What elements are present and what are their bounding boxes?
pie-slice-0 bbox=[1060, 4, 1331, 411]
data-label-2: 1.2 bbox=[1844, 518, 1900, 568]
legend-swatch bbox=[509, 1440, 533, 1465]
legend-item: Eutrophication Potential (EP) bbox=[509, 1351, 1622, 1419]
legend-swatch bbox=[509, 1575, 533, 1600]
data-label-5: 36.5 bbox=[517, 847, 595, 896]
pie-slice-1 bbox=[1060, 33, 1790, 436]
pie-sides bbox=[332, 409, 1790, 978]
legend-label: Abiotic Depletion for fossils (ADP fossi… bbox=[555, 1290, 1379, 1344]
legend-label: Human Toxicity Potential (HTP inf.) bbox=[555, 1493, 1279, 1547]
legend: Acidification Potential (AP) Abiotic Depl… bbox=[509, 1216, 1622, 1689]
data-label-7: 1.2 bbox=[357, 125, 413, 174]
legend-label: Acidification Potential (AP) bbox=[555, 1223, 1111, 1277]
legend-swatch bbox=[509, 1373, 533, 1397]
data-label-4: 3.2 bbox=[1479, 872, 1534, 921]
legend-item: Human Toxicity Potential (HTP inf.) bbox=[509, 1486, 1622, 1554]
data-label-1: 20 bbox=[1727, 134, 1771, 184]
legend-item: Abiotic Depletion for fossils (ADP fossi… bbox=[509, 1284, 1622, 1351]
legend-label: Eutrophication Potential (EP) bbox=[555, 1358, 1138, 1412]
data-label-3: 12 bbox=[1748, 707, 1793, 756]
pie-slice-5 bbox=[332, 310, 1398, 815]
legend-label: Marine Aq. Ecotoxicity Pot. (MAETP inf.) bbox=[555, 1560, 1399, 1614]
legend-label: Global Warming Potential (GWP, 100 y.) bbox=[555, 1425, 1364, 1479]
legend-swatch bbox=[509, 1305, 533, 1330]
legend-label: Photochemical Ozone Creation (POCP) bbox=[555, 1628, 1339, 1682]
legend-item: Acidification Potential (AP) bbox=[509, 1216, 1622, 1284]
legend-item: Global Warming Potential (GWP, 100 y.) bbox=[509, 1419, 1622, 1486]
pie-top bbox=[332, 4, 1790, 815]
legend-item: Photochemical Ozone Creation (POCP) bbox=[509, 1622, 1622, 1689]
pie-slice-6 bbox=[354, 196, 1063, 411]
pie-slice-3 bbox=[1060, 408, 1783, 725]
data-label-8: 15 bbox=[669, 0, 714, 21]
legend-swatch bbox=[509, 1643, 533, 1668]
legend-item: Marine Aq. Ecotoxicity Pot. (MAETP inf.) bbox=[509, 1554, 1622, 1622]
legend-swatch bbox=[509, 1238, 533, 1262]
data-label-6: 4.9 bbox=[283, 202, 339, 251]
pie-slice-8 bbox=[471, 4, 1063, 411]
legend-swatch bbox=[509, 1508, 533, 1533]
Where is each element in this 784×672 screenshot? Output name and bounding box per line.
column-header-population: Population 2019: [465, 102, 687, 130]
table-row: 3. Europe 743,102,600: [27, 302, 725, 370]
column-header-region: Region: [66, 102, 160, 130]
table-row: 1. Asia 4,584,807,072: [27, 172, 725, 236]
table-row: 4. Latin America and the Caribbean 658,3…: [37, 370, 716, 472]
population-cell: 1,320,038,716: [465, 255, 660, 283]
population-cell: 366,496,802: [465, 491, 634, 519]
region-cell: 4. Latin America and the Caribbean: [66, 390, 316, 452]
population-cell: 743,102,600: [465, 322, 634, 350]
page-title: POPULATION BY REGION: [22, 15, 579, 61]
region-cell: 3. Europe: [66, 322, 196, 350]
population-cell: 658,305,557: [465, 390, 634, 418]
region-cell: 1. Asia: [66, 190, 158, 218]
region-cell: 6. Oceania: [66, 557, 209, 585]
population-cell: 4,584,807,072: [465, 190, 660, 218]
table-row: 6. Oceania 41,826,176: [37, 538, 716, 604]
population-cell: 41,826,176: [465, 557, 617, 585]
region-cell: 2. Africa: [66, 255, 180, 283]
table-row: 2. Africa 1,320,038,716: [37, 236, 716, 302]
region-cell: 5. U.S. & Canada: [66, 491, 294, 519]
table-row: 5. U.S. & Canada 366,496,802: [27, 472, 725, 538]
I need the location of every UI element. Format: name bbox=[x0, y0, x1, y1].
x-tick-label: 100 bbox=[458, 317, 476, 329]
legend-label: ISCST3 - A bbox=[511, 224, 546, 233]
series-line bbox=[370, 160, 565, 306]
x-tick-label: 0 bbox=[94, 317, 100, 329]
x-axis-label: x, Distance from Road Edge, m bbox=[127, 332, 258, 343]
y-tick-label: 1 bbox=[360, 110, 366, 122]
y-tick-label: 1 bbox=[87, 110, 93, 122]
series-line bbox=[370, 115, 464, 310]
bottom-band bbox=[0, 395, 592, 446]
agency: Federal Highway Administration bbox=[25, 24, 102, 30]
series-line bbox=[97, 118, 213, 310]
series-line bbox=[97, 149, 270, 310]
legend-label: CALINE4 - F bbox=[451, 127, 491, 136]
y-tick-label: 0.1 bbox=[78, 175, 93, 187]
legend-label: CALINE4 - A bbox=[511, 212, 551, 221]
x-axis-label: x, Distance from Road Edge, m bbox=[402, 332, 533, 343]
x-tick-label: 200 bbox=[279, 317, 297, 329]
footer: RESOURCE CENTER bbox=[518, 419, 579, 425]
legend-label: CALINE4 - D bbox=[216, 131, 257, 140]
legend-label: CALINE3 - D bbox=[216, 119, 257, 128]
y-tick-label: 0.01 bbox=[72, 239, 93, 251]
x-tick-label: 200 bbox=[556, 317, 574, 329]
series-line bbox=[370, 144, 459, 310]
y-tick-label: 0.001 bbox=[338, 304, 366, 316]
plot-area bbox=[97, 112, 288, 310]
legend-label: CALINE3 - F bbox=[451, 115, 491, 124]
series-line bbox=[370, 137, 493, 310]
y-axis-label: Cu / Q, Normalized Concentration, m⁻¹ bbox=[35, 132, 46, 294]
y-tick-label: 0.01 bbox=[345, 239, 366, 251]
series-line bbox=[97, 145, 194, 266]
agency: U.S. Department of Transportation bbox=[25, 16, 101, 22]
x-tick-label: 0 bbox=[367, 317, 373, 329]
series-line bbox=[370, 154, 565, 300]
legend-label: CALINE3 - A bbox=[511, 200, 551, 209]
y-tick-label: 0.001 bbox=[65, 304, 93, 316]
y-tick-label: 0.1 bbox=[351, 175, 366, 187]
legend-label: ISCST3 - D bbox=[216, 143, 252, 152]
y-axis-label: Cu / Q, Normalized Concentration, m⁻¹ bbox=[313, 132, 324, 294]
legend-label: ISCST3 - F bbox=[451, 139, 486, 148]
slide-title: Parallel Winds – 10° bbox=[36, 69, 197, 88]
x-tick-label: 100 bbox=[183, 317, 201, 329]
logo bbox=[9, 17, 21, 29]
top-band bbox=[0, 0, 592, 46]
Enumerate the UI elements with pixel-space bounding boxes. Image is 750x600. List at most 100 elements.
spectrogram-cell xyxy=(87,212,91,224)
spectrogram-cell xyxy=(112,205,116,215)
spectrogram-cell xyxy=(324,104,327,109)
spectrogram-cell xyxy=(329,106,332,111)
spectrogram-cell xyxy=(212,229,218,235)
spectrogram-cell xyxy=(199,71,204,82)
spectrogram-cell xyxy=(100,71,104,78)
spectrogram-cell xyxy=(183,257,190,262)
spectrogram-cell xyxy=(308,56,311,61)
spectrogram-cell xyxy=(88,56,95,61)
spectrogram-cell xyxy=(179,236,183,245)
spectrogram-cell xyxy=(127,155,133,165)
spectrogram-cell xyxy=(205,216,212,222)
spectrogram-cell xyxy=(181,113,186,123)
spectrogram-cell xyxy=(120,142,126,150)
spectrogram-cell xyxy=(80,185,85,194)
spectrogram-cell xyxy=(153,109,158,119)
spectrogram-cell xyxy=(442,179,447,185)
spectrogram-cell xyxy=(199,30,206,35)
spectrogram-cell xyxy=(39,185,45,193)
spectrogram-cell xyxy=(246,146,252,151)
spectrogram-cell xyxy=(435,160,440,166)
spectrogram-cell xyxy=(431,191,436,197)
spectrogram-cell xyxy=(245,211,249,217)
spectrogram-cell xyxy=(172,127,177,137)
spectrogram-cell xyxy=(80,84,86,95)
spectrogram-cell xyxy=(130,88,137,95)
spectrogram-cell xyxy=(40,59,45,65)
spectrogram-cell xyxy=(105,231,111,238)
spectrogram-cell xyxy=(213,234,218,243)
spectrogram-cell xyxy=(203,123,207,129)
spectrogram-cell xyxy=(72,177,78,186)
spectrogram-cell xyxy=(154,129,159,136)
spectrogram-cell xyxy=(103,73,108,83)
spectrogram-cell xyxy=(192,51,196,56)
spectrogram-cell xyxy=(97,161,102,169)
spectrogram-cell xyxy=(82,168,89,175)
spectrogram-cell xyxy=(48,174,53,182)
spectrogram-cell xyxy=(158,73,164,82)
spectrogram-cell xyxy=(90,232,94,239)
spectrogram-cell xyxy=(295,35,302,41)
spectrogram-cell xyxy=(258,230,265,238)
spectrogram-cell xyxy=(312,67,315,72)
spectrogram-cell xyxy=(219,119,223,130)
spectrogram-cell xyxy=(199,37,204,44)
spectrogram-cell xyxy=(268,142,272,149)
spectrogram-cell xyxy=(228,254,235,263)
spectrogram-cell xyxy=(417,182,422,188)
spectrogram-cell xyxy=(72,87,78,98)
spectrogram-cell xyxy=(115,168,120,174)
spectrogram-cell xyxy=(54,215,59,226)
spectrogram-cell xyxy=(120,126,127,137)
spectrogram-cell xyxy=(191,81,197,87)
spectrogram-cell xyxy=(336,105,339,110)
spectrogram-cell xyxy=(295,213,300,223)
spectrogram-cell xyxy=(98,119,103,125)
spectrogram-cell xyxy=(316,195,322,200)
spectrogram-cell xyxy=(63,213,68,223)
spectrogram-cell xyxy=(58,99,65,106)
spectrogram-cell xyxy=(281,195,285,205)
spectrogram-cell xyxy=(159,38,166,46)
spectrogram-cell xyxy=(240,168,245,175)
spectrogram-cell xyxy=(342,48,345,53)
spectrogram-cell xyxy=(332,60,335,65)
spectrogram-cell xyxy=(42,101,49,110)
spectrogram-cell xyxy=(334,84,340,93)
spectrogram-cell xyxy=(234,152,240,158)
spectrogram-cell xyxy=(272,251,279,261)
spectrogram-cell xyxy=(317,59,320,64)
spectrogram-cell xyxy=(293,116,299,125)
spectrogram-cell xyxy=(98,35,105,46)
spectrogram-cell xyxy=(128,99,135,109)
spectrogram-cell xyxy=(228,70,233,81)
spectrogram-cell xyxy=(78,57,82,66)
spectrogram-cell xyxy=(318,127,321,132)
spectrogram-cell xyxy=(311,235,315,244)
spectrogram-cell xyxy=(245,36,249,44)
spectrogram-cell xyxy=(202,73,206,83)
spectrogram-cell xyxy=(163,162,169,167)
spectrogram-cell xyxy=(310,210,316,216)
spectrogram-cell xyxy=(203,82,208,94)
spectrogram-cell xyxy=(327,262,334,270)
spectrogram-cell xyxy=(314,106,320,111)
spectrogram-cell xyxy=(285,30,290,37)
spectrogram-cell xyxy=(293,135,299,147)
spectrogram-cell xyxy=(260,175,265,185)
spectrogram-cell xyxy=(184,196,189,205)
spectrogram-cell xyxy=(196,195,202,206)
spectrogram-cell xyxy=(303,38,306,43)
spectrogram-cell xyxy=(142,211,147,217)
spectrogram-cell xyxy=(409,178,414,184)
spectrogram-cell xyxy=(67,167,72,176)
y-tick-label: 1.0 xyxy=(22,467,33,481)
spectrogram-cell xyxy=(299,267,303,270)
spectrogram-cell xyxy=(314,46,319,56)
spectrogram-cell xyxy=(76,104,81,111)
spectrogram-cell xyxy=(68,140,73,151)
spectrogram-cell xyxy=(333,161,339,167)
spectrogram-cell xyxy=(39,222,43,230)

+++++

▸ **What is expected**
Quote the records word for word, starting with their first line and continuing through the line that contains "pie-sides bbox=[332, 409, 1790, 978]", including both of those lines.

▸ **Written solution**
What elements are present and what are their bounding boxes?
pie-slice-0 bbox=[1060, 4, 1331, 411]
data-label-2: 1.2 bbox=[1844, 518, 1900, 568]
legend-swatch bbox=[509, 1440, 533, 1465]
legend-item: Eutrophication Potential (EP) bbox=[509, 1351, 1622, 1419]
legend-swatch bbox=[509, 1575, 533, 1600]
data-label-5: 36.5 bbox=[517, 847, 595, 896]
pie-slice-1 bbox=[1060, 33, 1790, 436]
pie-sides bbox=[332, 409, 1790, 978]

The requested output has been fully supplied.